■ Task to carry out
Show each line that has the string "électronique" in it.

# Start of Exercise materials

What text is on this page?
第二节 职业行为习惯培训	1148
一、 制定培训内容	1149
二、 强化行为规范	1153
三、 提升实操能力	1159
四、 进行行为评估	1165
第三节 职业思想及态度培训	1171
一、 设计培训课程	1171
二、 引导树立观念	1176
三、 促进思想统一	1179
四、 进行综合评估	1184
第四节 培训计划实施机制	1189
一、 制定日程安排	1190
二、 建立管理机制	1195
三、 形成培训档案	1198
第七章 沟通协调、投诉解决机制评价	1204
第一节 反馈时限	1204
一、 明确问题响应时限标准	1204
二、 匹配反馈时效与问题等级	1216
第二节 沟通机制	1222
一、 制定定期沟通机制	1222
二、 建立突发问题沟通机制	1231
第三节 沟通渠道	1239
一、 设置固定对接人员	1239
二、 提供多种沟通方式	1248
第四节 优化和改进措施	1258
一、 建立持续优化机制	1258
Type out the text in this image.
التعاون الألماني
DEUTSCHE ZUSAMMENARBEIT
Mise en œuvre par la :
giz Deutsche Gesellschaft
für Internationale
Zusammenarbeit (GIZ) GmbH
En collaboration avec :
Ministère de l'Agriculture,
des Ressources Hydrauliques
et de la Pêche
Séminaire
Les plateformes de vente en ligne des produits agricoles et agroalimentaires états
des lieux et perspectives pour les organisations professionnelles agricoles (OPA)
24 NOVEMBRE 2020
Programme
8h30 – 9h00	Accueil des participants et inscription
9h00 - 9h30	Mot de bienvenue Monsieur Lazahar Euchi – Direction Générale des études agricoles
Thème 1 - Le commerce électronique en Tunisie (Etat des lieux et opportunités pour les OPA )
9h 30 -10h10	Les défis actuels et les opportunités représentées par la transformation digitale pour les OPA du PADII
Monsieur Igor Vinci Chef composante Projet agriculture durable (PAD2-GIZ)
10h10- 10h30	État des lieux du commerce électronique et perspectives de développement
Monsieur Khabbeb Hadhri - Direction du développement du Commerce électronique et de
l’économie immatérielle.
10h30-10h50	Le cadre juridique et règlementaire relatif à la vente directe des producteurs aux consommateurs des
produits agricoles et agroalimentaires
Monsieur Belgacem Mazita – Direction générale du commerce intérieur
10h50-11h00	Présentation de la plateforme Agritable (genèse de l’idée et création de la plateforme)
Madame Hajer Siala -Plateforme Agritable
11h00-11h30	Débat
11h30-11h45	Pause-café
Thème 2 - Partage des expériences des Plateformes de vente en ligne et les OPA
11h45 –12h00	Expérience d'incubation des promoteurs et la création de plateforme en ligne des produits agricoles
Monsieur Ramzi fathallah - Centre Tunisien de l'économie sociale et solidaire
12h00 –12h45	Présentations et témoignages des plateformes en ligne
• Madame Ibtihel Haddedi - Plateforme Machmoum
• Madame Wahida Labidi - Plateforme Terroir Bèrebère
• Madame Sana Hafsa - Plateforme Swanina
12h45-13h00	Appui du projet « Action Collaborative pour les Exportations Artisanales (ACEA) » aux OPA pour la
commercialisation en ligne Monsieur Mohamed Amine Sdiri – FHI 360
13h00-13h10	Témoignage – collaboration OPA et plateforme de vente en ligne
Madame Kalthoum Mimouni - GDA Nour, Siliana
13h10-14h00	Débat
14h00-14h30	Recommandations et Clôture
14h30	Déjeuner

# End of Exercise materials

■ Response
Thème 1 - Le commerce électronique en Tunisie (Etat des lieux et opportunités pour les OPA )
10h10- 10h30	État des lieux du commerce électronique et perspectives de développement
Monsieur Khabbeb Hadhri - Direction du développement du Commerce électronique et de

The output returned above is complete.